To be done: Make an exact copy of each entry, leaving out every picture.

==== Material supplied ====

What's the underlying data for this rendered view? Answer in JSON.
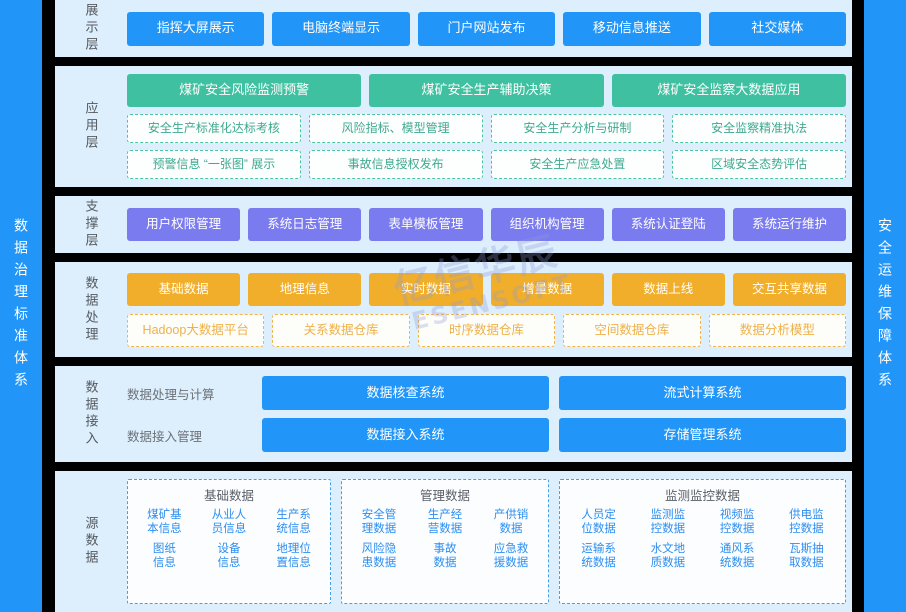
{
  "rails": {
    "left": "数据治理标准体系",
    "right": "安全运维保障体系"
  },
  "watermark": {
    "cn": "亿信华辰",
    "en": "ESENSOFT"
  },
  "colors": {
    "blue": "#2196f8",
    "green": "#3fc0a0",
    "purple": "#7b7bf0",
    "amber": "#f1ae2a",
    "layer_bg": "#ddeefc",
    "page_bg": "#000000"
  },
  "layers": {
    "display": {
      "label": "展示层",
      "items": [
        "指挥大屏展示",
        "电脑终端显示",
        "门户网站发布",
        "移动信息推送",
        "社交媒体"
      ]
    },
    "application": {
      "label": "应用层",
      "primary": [
        "煤矿安全风险监测预警",
        "煤矿安全生产辅助决策",
        "煤矿安全监察大数据应用"
      ],
      "sub_row1": [
        "安全生产标准化达标考核",
        "风险指标、模型管理",
        "安全生产分析与研制",
        "安全监察精准执法"
      ],
      "sub_row2": [
        "预警信息 “一张图” 展示",
        "事故信息授权发布",
        "安全生产应急处置",
        "区域安全态势评估"
      ]
    },
    "support": {
      "label": "支撑层",
      "items": [
        "用户权限管理",
        "系统日志管理",
        "表单模板管理",
        "组织机构管理",
        "系统认证登陆",
        "系统运行维护"
      ]
    },
    "processing": {
      "label": "数据处理",
      "row1": [
        "基础数据",
        "地理信息",
        "实时数据",
        "增量数据",
        "数据上线",
        "交互共享数据"
      ],
      "row2": [
        "Hadoop大数据平台",
        "关系数据仓库",
        "时序数据仓库",
        "空间数据仓库",
        "数据分析模型"
      ]
    },
    "access": {
      "label": "数据接入",
      "rows": [
        {
          "sub_label": "数据处理与计算",
          "items": [
            "数据核查系统",
            "流式计算系统"
          ]
        },
        {
          "sub_label": "数据接入管理",
          "items": [
            "数据接入系统",
            "存储管理系统"
          ]
        }
      ]
    },
    "source": {
      "label": "源数据",
      "groups": [
        {
          "title": "基础数据",
          "cells": [
            "煤矿基\n本信息",
            "从业人\n员信息",
            "生产系\n统信息",
            "图纸\n信息",
            "设备\n信息",
            "地理位\n置信息"
          ]
        },
        {
          "title": "管理数据",
          "cells": [
            "安全管\n理数据",
            "生产经\n营数据",
            "产供销\n数据",
            "风险隐\n患数据",
            "事故\n数据",
            "应急救\n援数据"
          ]
        },
        {
          "title": "监测监控数据",
          "cells": [
            "人员定\n位数据",
            "监测监\n控数据",
            "视频监\n控数据",
            "供电监\n控数据",
            "运输系\n统数据",
            "水文地\n质数据",
            "通风系\n统数据",
            "瓦斯抽\n取数据"
          ]
        }
      ]
    }
  }
}
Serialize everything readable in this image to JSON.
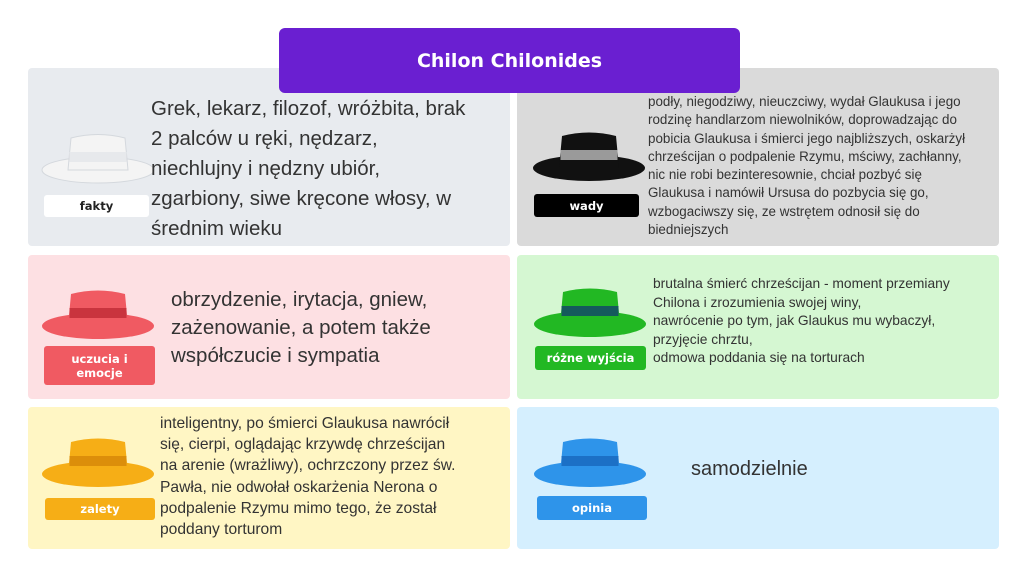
{
  "title": "Chilon Chilonides",
  "colors": {
    "title_bg": "#6a1fd1",
    "white_panel": "#e8ebef",
    "black_panel": "#dadada",
    "red_panel": "#fde0e3",
    "green_panel": "#d5f7d2",
    "yellow_panel": "#fff6c4",
    "blue_panel": "#d5effe",
    "white_hat": "#f4f4f4",
    "black_hat": "#111111",
    "red_hat": "#f05a62",
    "green_hat": "#22b823",
    "yellow_hat": "#f6ae16",
    "blue_hat": "#2e94ea"
  },
  "hats": {
    "white": {
      "icon": "white-hat-icon",
      "label": "fakty",
      "text": "Grek, lekarz, filozof, wróżbita, brak\n2 palców u ręki, nędzarz,\nniechlujny i nędzny ubiór,\nzgarbiony, siwe kręcone włosy, w\nśrednim wieku"
    },
    "black": {
      "icon": "black-hat-icon",
      "label": "wady",
      "text": "podły, niegodziwy, nieuczciwy, wydał Glaukusa i jego\nrodzinę handlarzom niewolników, doprowadzając do\npobicia Glaukusa i śmierci jego najbliższych, oskarżył\nchrześcijan o podpalenie Rzymu, mściwy, zachłanny,\nnic nie robi bezinteresownie, chciał pozbyć się\nGlaukusa i namówił Ursusa do pozbycia się go,\nwzbogaciwszy się, ze wstrętem odnosił się do\nbiedniejszych"
    },
    "red": {
      "icon": "red-hat-icon",
      "label": "uczucia i emocje",
      "text": "obrzydzenie, irytacja, gniew,\nzażenowanie, a potem także\nwspółczucie i sympatia"
    },
    "green": {
      "icon": "green-hat-icon",
      "label": "różne wyjścia",
      "text": "brutalna śmierć chrześcijan - moment przemiany\nChilona i zrozumienia swojej winy,\nnawrócenie po tym, jak Glaukus mu wybaczył,\nprzyjęcie chrztu,\nodmowa poddania się na torturach"
    },
    "yellow": {
      "icon": "yellow-hat-icon",
      "label": "zalety",
      "text": "inteligentny, po śmierci Glaukusa nawrócił\nsię, cierpi, oglądając krzywdę chrześcijan\nna arenie (wrażliwy), ochrzczony przez św.\nPawła, nie odwołał oskarżenia Nerona o\npodpalenie Rzymu mimo tego, że został\npoddany torturom"
    },
    "blue": {
      "icon": "blue-hat-icon",
      "label": "opinia",
      "text": "samodzielnie"
    }
  }
}
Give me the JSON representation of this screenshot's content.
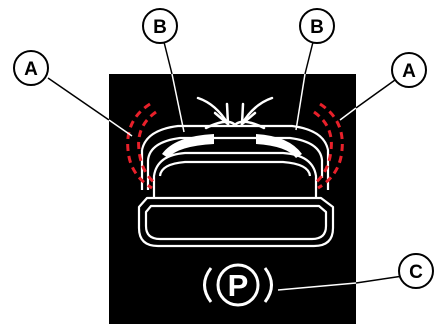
{
  "callouts": {
    "a_left": "A",
    "a_right": "A",
    "b_left": "B",
    "b_right": "B",
    "c": "C"
  },
  "brake_symbol": "P",
  "colors": {
    "panel": "#000000",
    "line": "#ffffff",
    "dashed_highlight": "#e8202a",
    "callout_fill": "#ffffff",
    "callout_stroke": "#000000"
  },
  "icons": [
    "parking-brake-icon",
    "airflow-arrows-icon"
  ]
}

====

Result of the task:
What's the underlying data for this rendered view? Answer in JSON.
{
  "rails": {
    "left": "数据治理标准体系",
    "right": "安全运维保障体系"
  },
  "watermark": {
    "cn": "亿信华辰",
    "en": "ESENSOFT"
  },
  "colors": {
    "blue": "#2196f8",
    "green": "#3fc0a0",
    "purple": "#7b7bf0",
    "amber": "#f1ae2a",
    "layer_bg": "#ddeefc",
    "page_bg": "#000000"
  },
  "layers": {
    "display": {
      "label": "展示层",
      "items": [
        "指挥大屏展示",
        "电脑终端显示",
        "门户网站发布",
        "移动信息推送",
        "社交媒体"
      ]
    },
    "application": {
      "label": "应用层",
      "primary": [
        "煤矿安全风险监测预警",
        "煤矿安全生产辅助决策",
        "煤矿安全监察大数据应用"
      ],
      "sub_row1": [
        "安全生产标准化达标考核",
        "风险指标、模型管理",
        "安全生产分析与研制",
        "安全监察精准执法"
      ],
      "sub_row2": [
        "预警信息 “一张图” 展示",
        "事故信息授权发布",
        "安全生产应急处置",
        "区域安全态势评估"
      ]
    },
    "support": {
      "label": "支撑层",
      "items": [
        "用户权限管理",
        "系统日志管理",
        "表单模板管理",
        "组织机构管理",
        "系统认证登陆",
        "系统运行维护"
      ]
    },
    "processing": {
      "label": "数据处理",
      "row1": [
        "基础数据",
        "地理信息",
        "实时数据",
        "增量数据",
        "数据上线",
        "交互共享数据"
      ],
      "row2": [
        "Hadoop大数据平台",
        "关系数据仓库",
        "时序数据仓库",
        "空间数据仓库",
        "数据分析模型"
      ]
    },
    "access": {
      "label": "数据接入",
      "rows": [
        {
          "sub_label": "数据处理与计算",
          "items": [
            "数据核查系统",
            "流式计算系统"
          ]
        },
        {
          "sub_label": "数据接入管理",
          "items": [
            "数据接入系统",
            "存储管理系统"
          ]
        }
      ]
    },
    "source": {
      "label": "源数据",
      "groups": [
        {
          "title": "基础数据",
          "cells": [
            "煤矿基\n本信息",
            "从业人\n员信息",
            "生产系\n统信息",
            "图纸\n信息",
            "设备\n信息",
            "地理位\n置信息"
          ]
        },
        {
          "title": "管理数据",
          "cells": [
            "安全管\n理数据",
            "生产经\n营数据",
            "产供销\n数据",
            "风险隐\n患数据",
            "事故\n数据",
            "应急救\n援数据"
          ]
        },
        {
          "title": "监测监控数据",
          "cells": [
            "人员定\n位数据",
            "监测监\n控数据",
            "视频监\n控数据",
            "供电监\n控数据",
            "运输系\n统数据",
            "水文地\n质数据",
            "通风系\n统数据",
            "瓦斯抽\n取数据"
          ]
        }
      ]
    }
  }
}
Serialize everything readable in this image to JSON.
{
  "title": "Chilon Chilonides",
  "colors": {
    "title_bg": "#6a1fd1",
    "white_panel": "#e8ebef",
    "black_panel": "#dadada",
    "red_panel": "#fde0e3",
    "green_panel": "#d5f7d2",
    "yellow_panel": "#fff6c4",
    "blue_panel": "#d5effe",
    "white_hat": "#f4f4f4",
    "black_hat": "#111111",
    "red_hat": "#f05a62",
    "green_hat": "#22b823",
    "yellow_hat": "#f6ae16",
    "blue_hat": "#2e94ea"
  },
  "hats": {
    "white": {
      "icon": "white-hat-icon",
      "label": "fakty",
      "text": "Grek, lekarz, filozof, wróżbita, brak\n2 palców u ręki, nędzarz,\nniechlujny i nędzny ubiór,\nzgarbiony, siwe kręcone włosy, w\nśrednim wieku"
    },
    "black": {
      "icon": "black-hat-icon",
      "label": "wady",
      "text": "podły, niegodziwy, nieuczciwy, wydał Glaukusa i jego\nrodzinę handlarzom niewolników, doprowadzając do\npobicia Glaukusa i śmierci jego najbliższych, oskarżył\nchrześcijan o podpalenie Rzymu, mściwy, zachłanny,\nnic nie robi bezinteresownie, chciał pozbyć się\nGlaukusa i namówił Ursusa do pozbycia się go,\nwzbogaciwszy się, ze wstrętem odnosił się do\nbiedniejszych"
    },
    "red": {
      "icon": "red-hat-icon",
      "label": "uczucia i emocje",
      "text": "obrzydzenie, irytacja, gniew,\nzażenowanie, a potem także\nwspółczucie i sympatia"
    },
    "green": {
      "icon": "green-hat-icon",
      "label": "różne wyjścia",
      "text": "brutalna śmierć chrześcijan - moment przemiany\nChilona i zrozumienia swojej winy,\nnawrócenie po tym, jak Glaukus mu wybaczył,\nprzyjęcie chrztu,\nodmowa poddania się na torturach"
    },
    "yellow": {
      "icon": "yellow-hat-icon",
      "label": "zalety",
      "text": "inteligentny, po śmierci Glaukusa nawrócił\nsię, cierpi, oglądając krzywdę chrześcijan\nna arenie (wrażliwy), ochrzczony przez św.\nPawła, nie odwołał oskarżenia Nerona o\npodpalenie Rzymu mimo tego, że został\npoddany torturom"
    },
    "blue": {
      "icon": "blue-hat-icon",
      "label": "opinia",
      "text": "samodzielnie"
    }
  }
}
Give me the JSON representation of this screenshot's content.
{
  "callouts": {
    "a_left": "A",
    "a_right": "A",
    "b_left": "B",
    "b_right": "B",
    "c": "C"
  },
  "brake_symbol": "P",
  "colors": {
    "panel": "#000000",
    "line": "#ffffff",
    "dashed_highlight": "#e8202a",
    "callout_fill": "#ffffff",
    "callout_stroke": "#000000"
  },
  "icons": [
    "parking-brake-icon",
    "airflow-arrows-icon"
  ]
}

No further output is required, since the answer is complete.